(Data listing)

^^^^

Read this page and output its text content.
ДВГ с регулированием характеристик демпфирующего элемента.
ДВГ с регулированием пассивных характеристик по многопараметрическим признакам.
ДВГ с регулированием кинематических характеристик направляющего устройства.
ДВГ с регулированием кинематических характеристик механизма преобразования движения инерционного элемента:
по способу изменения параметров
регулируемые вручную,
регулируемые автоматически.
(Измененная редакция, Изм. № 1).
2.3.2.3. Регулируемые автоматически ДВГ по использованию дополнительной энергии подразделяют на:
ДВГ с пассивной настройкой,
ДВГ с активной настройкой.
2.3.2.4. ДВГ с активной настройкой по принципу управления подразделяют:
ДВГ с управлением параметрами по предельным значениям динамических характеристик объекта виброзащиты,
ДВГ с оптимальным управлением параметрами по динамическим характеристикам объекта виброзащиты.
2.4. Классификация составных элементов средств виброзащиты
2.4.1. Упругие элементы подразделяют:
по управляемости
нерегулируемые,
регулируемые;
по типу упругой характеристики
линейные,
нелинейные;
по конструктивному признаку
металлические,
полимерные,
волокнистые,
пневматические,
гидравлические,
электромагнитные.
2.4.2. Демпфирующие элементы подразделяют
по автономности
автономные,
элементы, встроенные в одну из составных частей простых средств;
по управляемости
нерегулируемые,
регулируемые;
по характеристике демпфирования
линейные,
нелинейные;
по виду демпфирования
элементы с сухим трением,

^^^^

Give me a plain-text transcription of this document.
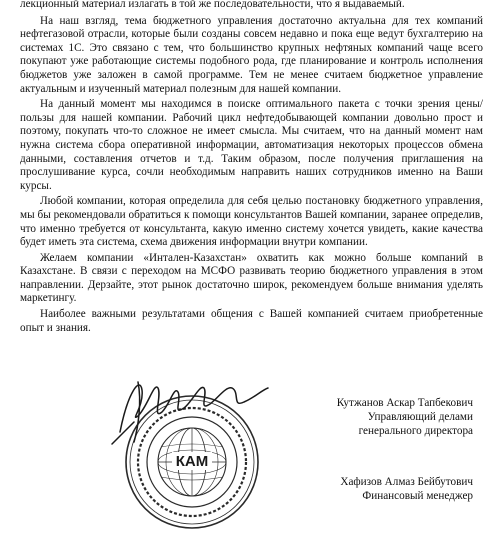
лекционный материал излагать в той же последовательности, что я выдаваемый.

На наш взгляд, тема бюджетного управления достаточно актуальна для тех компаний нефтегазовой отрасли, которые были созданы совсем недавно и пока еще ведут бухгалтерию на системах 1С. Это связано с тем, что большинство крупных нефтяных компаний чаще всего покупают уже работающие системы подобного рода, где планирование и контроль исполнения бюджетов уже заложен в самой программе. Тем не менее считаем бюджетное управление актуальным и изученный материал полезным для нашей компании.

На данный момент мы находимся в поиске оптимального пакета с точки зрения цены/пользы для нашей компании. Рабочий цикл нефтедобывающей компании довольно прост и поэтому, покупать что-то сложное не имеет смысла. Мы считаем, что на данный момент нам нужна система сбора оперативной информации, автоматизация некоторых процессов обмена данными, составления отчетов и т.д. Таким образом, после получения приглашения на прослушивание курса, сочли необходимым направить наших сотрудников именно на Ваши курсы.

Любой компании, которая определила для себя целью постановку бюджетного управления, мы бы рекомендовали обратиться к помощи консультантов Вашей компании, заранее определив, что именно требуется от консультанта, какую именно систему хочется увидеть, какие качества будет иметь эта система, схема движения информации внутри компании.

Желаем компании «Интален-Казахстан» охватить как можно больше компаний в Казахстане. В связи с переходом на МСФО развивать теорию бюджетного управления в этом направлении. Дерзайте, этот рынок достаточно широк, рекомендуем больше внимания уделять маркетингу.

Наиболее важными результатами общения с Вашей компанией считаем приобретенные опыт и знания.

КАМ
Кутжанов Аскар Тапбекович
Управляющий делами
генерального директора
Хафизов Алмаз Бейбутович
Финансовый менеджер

^^^^

PROBLEM TO SOLVE - Note each line of the entries that has "настройкой" in it, and copy those lines.

TASK SOLUTION -
ДВГ с пассивной настройкой,
ДВГ с активной настройкой.
2.3.2.4. ДВГ с активной настройкой по принципу управления подразделяют:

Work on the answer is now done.